» **WORK TO DO**: Identify the lines that contain the word "screenshot", then copy them.
:: SUPPLIED DATA
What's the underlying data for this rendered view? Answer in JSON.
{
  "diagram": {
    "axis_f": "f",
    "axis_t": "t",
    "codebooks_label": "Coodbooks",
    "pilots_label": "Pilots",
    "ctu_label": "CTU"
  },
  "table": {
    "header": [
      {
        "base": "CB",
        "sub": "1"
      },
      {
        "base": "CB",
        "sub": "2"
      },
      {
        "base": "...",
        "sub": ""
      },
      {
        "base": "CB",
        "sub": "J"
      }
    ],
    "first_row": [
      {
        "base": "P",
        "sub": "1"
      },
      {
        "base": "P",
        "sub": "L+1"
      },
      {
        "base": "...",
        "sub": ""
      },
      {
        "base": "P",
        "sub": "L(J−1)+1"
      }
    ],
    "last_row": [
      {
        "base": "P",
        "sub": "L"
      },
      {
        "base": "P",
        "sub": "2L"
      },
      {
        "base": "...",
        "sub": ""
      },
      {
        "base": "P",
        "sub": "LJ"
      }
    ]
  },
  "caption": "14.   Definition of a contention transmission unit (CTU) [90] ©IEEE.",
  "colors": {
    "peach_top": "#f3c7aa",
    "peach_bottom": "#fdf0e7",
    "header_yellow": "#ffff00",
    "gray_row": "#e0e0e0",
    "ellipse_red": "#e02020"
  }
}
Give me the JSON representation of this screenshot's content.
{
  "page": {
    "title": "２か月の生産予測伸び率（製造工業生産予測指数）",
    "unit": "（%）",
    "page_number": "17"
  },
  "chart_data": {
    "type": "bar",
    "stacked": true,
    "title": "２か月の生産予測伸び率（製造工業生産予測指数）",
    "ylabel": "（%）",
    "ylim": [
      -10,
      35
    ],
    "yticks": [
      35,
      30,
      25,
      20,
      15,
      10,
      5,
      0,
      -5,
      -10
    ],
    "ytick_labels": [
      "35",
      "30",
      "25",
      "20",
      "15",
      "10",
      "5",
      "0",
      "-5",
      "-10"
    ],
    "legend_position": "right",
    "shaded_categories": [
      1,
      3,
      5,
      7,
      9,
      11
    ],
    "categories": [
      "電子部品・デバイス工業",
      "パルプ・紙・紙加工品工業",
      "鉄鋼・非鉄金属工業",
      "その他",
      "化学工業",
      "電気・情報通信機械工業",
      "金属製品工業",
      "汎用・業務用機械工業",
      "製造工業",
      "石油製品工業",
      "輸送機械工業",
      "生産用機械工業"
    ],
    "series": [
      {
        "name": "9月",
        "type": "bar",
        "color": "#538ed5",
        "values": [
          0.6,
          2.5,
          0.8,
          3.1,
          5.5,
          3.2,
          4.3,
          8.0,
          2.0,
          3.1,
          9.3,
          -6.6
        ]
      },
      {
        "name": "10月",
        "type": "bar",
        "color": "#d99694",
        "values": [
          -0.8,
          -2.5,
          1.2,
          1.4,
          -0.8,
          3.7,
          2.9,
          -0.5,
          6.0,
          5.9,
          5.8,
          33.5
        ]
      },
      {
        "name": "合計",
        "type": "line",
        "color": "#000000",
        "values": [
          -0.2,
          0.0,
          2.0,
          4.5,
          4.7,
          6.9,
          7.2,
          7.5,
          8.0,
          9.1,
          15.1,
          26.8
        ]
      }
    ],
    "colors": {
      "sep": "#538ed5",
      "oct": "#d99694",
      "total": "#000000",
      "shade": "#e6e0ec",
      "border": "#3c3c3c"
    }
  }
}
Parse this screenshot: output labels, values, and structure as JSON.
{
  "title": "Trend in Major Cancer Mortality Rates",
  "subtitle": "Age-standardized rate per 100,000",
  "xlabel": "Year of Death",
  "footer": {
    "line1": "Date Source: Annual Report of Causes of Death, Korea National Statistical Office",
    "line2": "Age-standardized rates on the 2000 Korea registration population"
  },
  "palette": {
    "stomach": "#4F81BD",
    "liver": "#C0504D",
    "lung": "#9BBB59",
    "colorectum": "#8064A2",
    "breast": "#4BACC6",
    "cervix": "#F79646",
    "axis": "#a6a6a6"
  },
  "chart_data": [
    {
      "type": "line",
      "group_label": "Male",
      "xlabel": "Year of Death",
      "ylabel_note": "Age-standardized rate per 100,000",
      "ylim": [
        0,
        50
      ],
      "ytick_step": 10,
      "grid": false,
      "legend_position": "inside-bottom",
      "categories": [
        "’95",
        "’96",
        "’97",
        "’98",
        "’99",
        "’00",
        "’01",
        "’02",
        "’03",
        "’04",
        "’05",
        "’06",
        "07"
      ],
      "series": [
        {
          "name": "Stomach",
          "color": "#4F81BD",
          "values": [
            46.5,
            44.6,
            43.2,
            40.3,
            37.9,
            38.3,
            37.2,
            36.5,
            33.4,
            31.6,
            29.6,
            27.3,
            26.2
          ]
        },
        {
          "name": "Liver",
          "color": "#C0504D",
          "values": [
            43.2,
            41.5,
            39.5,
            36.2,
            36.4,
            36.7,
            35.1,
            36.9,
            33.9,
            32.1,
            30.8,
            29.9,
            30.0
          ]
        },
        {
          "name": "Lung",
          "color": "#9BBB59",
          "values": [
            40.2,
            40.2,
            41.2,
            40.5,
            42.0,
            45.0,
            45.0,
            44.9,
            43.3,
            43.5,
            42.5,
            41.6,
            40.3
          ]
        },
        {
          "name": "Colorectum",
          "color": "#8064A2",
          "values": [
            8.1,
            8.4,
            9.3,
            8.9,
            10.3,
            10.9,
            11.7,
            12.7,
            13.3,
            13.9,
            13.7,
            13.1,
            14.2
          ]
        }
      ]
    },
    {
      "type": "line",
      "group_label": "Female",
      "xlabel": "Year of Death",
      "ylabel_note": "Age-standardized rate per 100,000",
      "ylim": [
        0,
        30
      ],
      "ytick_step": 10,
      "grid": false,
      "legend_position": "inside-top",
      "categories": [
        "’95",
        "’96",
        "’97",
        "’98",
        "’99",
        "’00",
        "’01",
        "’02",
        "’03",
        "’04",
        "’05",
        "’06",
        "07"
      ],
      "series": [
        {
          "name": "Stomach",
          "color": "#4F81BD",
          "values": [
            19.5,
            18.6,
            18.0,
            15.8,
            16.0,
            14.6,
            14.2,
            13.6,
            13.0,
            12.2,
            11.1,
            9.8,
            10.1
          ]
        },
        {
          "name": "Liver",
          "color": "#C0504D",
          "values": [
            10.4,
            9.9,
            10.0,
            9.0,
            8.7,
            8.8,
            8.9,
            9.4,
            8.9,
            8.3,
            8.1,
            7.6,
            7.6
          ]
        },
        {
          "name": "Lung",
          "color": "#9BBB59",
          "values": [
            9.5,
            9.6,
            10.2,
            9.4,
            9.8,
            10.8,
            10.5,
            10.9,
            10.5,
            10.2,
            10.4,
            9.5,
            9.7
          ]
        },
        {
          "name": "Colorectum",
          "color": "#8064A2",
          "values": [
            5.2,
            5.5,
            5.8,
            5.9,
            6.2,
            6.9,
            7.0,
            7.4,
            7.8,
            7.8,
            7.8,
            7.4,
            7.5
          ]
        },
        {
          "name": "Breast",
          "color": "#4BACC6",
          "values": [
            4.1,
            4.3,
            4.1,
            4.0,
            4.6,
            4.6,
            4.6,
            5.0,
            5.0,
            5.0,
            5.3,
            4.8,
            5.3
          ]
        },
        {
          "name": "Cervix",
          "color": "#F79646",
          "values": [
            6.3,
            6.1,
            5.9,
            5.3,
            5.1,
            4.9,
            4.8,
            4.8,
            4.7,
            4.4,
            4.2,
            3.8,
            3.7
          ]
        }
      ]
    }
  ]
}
::::
» **OUTPUT**:
Give me the JSON representation of this screenshot's content.
Parse this screenshot: output labels, values, and structure as JSON.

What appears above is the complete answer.